SHORT TASK >> Pick out every line in the data below that holds "price".

-- BEGIN TASK DATA --

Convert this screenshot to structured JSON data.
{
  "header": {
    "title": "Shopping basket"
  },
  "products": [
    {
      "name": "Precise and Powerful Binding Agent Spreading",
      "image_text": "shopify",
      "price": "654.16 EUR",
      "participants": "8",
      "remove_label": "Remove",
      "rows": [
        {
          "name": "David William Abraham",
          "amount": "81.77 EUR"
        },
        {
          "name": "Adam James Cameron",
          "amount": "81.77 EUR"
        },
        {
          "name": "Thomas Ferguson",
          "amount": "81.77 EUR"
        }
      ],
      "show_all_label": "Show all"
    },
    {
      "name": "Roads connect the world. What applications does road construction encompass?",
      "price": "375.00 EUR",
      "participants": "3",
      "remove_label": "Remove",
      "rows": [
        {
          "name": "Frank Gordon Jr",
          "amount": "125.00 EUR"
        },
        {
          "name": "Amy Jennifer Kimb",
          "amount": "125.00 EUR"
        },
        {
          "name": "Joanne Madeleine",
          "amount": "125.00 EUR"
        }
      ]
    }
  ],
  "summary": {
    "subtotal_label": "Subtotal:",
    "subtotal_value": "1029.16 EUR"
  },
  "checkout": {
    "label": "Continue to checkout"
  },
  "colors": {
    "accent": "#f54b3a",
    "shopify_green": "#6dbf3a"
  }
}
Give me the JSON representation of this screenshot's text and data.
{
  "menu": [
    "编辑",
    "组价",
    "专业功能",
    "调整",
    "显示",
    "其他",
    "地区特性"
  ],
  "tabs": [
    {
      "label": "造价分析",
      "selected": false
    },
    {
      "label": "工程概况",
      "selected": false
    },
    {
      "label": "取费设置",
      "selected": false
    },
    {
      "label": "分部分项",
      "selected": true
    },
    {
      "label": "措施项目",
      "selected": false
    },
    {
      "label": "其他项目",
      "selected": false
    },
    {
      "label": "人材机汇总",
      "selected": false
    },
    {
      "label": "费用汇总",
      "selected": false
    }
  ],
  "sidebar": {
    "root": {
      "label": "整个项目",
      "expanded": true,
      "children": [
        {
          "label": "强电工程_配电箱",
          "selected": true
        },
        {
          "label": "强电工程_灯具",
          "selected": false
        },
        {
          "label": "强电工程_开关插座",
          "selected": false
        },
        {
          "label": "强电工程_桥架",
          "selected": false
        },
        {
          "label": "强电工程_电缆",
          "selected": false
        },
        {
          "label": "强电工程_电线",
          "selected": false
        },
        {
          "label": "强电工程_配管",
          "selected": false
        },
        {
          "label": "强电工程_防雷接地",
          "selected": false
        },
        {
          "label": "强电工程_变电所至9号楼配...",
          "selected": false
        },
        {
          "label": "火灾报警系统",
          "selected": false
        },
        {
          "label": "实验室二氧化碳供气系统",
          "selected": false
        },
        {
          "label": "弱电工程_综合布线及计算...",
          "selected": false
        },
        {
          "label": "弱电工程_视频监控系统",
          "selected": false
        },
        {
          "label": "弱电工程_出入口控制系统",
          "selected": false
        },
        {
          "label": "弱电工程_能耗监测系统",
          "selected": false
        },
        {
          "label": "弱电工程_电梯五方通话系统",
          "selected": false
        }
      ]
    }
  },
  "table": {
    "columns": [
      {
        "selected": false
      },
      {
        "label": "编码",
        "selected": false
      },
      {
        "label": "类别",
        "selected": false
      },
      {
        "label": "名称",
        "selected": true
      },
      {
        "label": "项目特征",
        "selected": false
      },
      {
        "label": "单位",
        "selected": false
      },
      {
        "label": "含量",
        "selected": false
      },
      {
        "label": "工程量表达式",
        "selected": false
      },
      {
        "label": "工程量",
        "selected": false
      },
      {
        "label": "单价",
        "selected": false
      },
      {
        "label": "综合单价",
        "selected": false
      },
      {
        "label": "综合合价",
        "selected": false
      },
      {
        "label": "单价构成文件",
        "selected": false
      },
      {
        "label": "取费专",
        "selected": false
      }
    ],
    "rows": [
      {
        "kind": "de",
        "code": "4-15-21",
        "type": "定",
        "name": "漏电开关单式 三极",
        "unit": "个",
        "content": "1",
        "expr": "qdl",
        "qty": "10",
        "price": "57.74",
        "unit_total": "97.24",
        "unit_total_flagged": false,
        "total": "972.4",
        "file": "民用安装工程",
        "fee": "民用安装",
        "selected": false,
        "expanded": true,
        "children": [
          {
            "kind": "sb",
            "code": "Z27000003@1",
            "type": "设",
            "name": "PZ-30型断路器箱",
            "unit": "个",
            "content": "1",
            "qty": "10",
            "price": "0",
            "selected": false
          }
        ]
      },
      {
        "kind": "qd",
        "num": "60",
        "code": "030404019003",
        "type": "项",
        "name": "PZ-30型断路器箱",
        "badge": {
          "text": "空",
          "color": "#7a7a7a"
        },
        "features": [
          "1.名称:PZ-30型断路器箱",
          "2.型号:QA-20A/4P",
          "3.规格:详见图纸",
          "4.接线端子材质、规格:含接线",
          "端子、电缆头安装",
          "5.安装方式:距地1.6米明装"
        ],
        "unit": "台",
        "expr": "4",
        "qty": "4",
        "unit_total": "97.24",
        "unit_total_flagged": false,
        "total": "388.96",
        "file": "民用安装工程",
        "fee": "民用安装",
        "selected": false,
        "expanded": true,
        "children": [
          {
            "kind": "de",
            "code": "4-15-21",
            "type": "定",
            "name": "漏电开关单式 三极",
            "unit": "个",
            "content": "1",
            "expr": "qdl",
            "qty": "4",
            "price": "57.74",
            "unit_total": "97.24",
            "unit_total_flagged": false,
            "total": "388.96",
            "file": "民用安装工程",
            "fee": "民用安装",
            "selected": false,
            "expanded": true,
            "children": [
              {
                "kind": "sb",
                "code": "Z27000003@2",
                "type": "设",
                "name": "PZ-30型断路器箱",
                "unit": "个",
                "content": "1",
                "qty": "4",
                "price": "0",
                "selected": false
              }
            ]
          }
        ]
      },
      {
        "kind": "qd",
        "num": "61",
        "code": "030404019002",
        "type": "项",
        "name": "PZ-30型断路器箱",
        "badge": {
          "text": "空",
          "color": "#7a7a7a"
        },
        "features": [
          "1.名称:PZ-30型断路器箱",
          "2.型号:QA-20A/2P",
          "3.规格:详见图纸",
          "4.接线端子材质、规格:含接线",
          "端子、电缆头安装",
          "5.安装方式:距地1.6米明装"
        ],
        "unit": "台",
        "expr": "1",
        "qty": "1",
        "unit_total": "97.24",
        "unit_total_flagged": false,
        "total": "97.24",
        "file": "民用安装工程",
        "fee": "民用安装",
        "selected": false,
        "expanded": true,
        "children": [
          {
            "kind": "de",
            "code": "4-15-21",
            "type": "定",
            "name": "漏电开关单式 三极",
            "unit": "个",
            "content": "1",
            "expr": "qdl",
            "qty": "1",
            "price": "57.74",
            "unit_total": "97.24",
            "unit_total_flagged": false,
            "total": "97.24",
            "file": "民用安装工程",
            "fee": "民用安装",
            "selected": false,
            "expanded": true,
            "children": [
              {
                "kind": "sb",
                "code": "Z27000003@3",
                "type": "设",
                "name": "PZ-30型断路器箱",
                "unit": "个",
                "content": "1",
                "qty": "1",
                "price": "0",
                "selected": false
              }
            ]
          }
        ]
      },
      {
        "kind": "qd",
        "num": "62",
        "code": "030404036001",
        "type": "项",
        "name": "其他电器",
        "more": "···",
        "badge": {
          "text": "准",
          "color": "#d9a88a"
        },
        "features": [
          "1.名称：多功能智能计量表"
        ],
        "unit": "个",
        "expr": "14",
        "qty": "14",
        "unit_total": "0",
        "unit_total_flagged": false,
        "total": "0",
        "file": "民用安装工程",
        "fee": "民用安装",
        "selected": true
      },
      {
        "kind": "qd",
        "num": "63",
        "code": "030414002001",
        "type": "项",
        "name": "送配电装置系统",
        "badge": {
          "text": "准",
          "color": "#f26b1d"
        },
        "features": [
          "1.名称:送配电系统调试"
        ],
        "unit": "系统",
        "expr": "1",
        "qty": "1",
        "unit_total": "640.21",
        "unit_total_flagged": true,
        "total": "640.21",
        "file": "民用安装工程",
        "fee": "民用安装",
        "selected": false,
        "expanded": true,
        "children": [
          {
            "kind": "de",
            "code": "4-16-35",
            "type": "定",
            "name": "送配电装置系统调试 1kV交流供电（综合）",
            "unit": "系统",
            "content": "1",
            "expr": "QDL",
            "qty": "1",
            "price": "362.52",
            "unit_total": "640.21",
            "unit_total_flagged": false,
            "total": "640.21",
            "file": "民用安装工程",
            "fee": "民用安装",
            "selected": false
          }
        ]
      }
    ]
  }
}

-- END TASK DATA --

WORKED SOLUTION >>
      "price": "654.16 EUR",
      "price": "375.00 EUR",
        "price": "57.74",
            "price": "0",
            "price": "57.74",
                "price": "0",
            "price": "57.74",
                "price": "0",
            "price": "362.52",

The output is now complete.